• SHORT PROBLEM
Give the entries back exactly, dropping each image.

• DATASET CONTENT
++++++++++

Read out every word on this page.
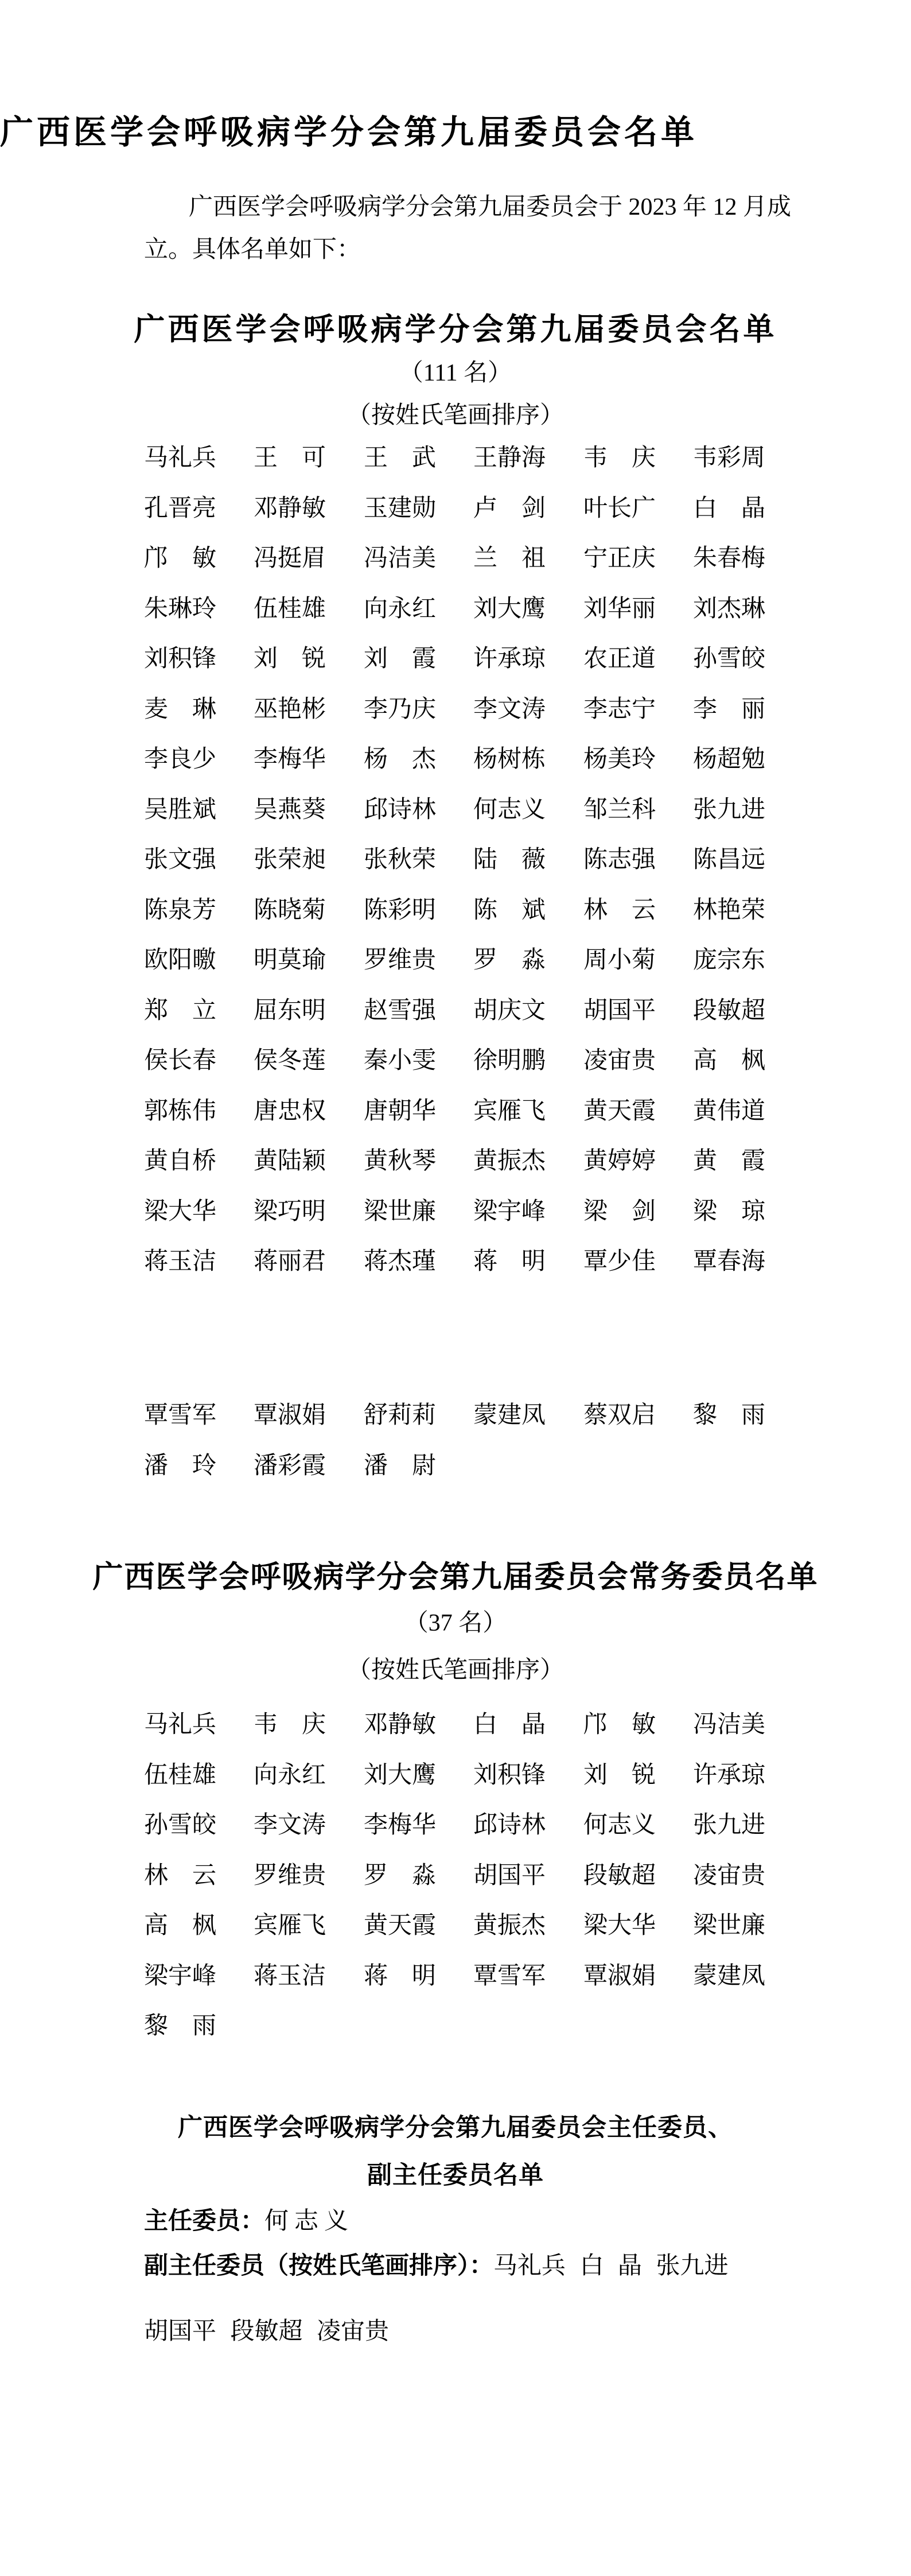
广西医学会呼吸病学分会第九届委员会名单
广西医学会呼吸病学分会第九届委员会于 2023 年 12 月成
立。具体名单如下：
广西医学会呼吸病学分会第九届委员会名单
（111 名）
（按姓氏笔画排序）
马 礼 兵 王 可 王 武 王 静 海 韦 庆 韦 彩 周
孔 晋 亮 邓 静 敏 玉 建 勋 卢 剑 叶 长 广 白 晶
邝 敏 冯 挺 眉 冯 洁 美 兰 祖 宁 正 庆 朱 春 梅
朱 琳 玲 伍 桂 雄 向 永 红 刘 大 鹰 刘 华 丽 刘 杰 琳
刘 积 锋 刘 锐 刘 霞 许 承 琼 农 正 道 孙 雪 皎
麦 琳 巫 艳 彬 李 乃 庆 李 文 涛 李 志 宁 李 丽
李 良 少 李 梅 华 杨 杰 杨 树 栋 杨 美 玲 杨 超 勉
吴 胜 斌 吴 燕 葵 邱 诗 林 何 志 义 邹 兰 科 张 九 进
张 文 强 张 荣 昶 张 秋 荣 陆 薇 陈 志 强 陈 昌 远
陈 泉 芳 陈 晓 菊 陈 彩 明 陈 斌 林 云 林 艳 荣
欧 阳 曒 明 莫 瑜 罗 维 贵 罗 淼 周 小 菊 庞 宗 东
郑 立 屈 东 明 赵 雪 强 胡 庆 文 胡 国 平 段 敏 超
侯 长 春 侯 冬 莲 秦 小 雯 徐 明 鹏 凌 宙 贵 高 枫
郭 栋 伟 唐 忠 权 唐 朝 华 宾 雁 飞 黄 天 霞 黄 伟 道
黄 自 桥 黄 陆 颖 黄 秋 琴 黄 振 杰 黄 婷 婷 黄 霞
梁 大 华 梁 巧 明 梁 世 廉 梁 宇 峰 梁 剑 梁 琼
蒋 玉 洁 蒋 丽 君 蒋 杰 瑾 蒋 明 覃 少 佳 覃 春 海
覃 雪 军 覃 淑 娟 舒 莉 莉 蒙 建 凤 蔡 双 启 黎 雨
潘 玲 潘 彩 霞 潘 尉
广西医学会呼吸病学分会第九届委员会常务委员名单
（37 名）
（按姓氏笔画排序）
马 礼 兵 韦 庆 邓 静 敏 白 晶 邝 敏 冯 洁 美
伍 桂 雄 向 永 红 刘 大 鹰 刘 积 锋 刘 锐 许 承 琼
孙 雪 皎 李 文 涛 李 梅 华 邱 诗 林 何 志 义 张 九 进
林 云 罗 维 贵 罗 淼 胡 国 平 段 敏 超 凌 宙 贵
高 枫 宾 雁 飞 黄 天 霞 黄 振 杰 梁 大 华 梁 世 廉
梁 宇 峰 蒋 玉 洁 蒋 明 覃 雪 军 覃 淑 娟 蒙 建 凤
黎 雨
广西医学会呼吸病学分会第九届委员会主任委员、
副主任委员名单
主任委员：何志义
副主任委员（按姓氏笔画排序）：马礼兵 白 晶 张九进
胡国平 段敏超 凌宙贵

++++++++++

• EXERCISE SOLUTION
Read out every word on this page.
广西医学会呼吸病学分会第九届委员会名单
广西医学会呼吸病学分会第九届委员会于 2023 年 12 月成
立。具体名单如下：
广西医学会呼吸病学分会第九届委员会名单
（111 名）
（按姓氏笔画排序）
马 礼 兵 王 可 王 武 王 静 海 韦 庆 韦 彩 周
孔 晋 亮 邓 静 敏 玉 建 勋 卢 剑 叶 长 广 白 晶
邝 敏 冯 挺 眉 冯 洁 美 兰 祖 宁 正 庆 朱 春 梅
朱 琳 玲 伍 桂 雄 向 永 红 刘 大 鹰 刘 华 丽 刘 杰 琳
刘 积 锋 刘 锐 刘 霞 许 承 琼 农 正 道 孙 雪 皎
麦 琳 巫 艳 彬 李 乃 庆 李 文 涛 李 志 宁 李 丽
李 良 少 李 梅 华 杨 杰 杨 树 栋 杨 美 玲 杨 超 勉
吴 胜 斌 吴 燕 葵 邱 诗 林 何 志 义 邹 兰 科 张 九 进
张 文 强 张 荣 昶 张 秋 荣 陆 薇 陈 志 强 陈 昌 远
陈 泉 芳 陈 晓 菊 陈 彩 明 陈 斌 林 云 林 艳 荣
欧 阳 曒 明 莫 瑜 罗 维 贵 罗 淼 周 小 菊 庞 宗 东
郑 立 屈 东 明 赵 雪 强 胡 庆 文 胡 国 平 段 敏 超
侯 长 春 侯 冬 莲 秦 小 雯 徐 明 鹏 凌 宙 贵 高 枫
郭 栋 伟 唐 忠 权 唐 朝 华 宾 雁 飞 黄 天 霞 黄 伟 道
黄 自 桥 黄 陆 颖 黄 秋 琴 黄 振 杰 黄 婷 婷 黄 霞
梁 大 华 梁 巧 明 梁 世 廉 梁 宇 峰 梁 剑 梁 琼
蒋 玉 洁 蒋 丽 君 蒋 杰 瑾 蒋 明 覃 少 佳 覃 春 海
覃 雪 军 覃 淑 娟 舒 莉 莉 蒙 建 凤 蔡 双 启 黎 雨
潘 玲 潘 彩 霞 潘 尉
广西医学会呼吸病学分会第九届委员会常务委员名单
（37 名）
（按姓氏笔画排序）
马 礼 兵 韦 庆 邓 静 敏 白 晶 邝 敏 冯 洁 美
伍 桂 雄 向 永 红 刘 大 鹰 刘 积 锋 刘 锐 许 承 琼
孙 雪 皎 李 文 涛 李 梅 华 邱 诗 林 何 志 义 张 九 进
林 云 罗 维 贵 罗 淼 胡 国 平 段 敏 超 凌 宙 贵
高 枫 宾 雁 飞 黄 天 霞 黄 振 杰 梁 大 华 梁 世 廉
梁 宇 峰 蒋 玉 洁 蒋 明 覃 雪 军 覃 淑 娟 蒙 建 凤
黎 雨
广西医学会呼吸病学分会第九届委员会主任委员、
副主任委员名单
主任委员：何志义
副主任委员（按姓氏笔画排序）：马礼兵 白 晶 张九进
胡国平 段敏超 凌宙贵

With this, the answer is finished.